▸ **What is asked**
Exactly reproduce each entry, leaving out nothing.

====

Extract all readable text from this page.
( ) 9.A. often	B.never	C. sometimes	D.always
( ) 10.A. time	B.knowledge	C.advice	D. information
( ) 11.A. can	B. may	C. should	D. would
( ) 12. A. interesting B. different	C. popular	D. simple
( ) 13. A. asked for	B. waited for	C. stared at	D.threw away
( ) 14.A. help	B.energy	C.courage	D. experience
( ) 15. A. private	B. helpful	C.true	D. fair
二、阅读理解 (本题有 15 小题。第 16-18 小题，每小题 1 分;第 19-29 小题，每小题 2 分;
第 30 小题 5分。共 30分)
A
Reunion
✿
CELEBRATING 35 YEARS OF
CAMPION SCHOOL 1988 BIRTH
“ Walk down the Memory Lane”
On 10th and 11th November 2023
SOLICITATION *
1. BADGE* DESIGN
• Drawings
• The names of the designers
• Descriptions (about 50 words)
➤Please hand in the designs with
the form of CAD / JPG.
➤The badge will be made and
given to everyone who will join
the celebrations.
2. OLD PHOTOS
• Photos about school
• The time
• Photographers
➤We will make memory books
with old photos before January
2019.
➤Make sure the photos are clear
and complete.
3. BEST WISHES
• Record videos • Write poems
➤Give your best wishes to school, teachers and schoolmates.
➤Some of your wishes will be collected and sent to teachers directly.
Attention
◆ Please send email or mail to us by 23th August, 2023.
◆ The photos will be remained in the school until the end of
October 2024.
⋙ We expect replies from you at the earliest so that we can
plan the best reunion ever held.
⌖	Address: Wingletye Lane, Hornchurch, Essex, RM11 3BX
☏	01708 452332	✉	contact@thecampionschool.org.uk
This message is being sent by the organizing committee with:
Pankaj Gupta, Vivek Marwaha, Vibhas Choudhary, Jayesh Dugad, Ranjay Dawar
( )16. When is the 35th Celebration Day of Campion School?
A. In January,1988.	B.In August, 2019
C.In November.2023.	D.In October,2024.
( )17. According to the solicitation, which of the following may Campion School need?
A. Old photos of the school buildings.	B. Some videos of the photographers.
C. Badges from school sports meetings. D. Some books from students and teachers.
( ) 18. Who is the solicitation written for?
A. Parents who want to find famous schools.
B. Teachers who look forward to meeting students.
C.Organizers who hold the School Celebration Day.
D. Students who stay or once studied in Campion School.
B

====

▸ **Solved exercise**
Extract all readable text from this page.
( ) 9.A. often	B.never	C. sometimes	D.always
( ) 10.A. time	B.knowledge	C.advice	D. information
( ) 11.A. can	B. may	C. should	D. would
( ) 12. A. interesting B. different	C. popular	D. simple
( ) 13. A. asked for	B. waited for	C. stared at	D.threw away
( ) 14.A. help	B.energy	C.courage	D. experience
( ) 15. A. private	B. helpful	C.true	D. fair
二、阅读理解 (本题有 15 小题。第 16-18 小题，每小题 1 分;第 19-29 小题，每小题 2 分;
第 30 小题 5分。共 30分)
A
Reunion
✿
CELEBRATING 35 YEARS OF
CAMPION SCHOOL 1988 BIRTH
“ Walk down the Memory Lane”
On 10th and 11th November 2023
SOLICITATION *
1. BADGE* DESIGN
• Drawings
• The names of the designers
• Descriptions (about 50 words)
➤Please hand in the designs with
the form of CAD / JPG.
➤The badge will be made and
given to everyone who will join
the celebrations.
2. OLD PHOTOS
• Photos about school
• The time
• Photographers
➤We will make memory books
with old photos before January
2019.
➤Make sure the photos are clear
and complete.
3. BEST WISHES
• Record videos • Write poems
➤Give your best wishes to school, teachers and schoolmates.
➤Some of your wishes will be collected and sent to teachers directly.
Attention
◆ Please send email or mail to us by 23th August, 2023.
◆ The photos will be remained in the school until the end of
October 2024.
⋙ We expect replies from you at the earliest so that we can
plan the best reunion ever held.
⌖	Address: Wingletye Lane, Hornchurch, Essex, RM11 3BX
☏	01708 452332	✉	contact@thecampionschool.org.uk
This message is being sent by the organizing committee with:
Pankaj Gupta, Vivek Marwaha, Vibhas Choudhary, Jayesh Dugad, Ranjay Dawar
( )16. When is the 35th Celebration Day of Campion School?
A. In January,1988.	B.In August, 2019
C.In November.2023.	D.In October,2024.
( )17. According to the solicitation, which of the following may Campion School need?
A. Old photos of the school buildings.	B. Some videos of the photographers.
C. Badges from school sports meetings. D. Some books from students and teachers.
( ) 18. Who is the solicitation written for?
A. Parents who want to find famous schools.
B. Teachers who look forward to meeting students.
C.Organizers who hold the School Celebration Day.
D. Students who stay or once studied in Campion School.
B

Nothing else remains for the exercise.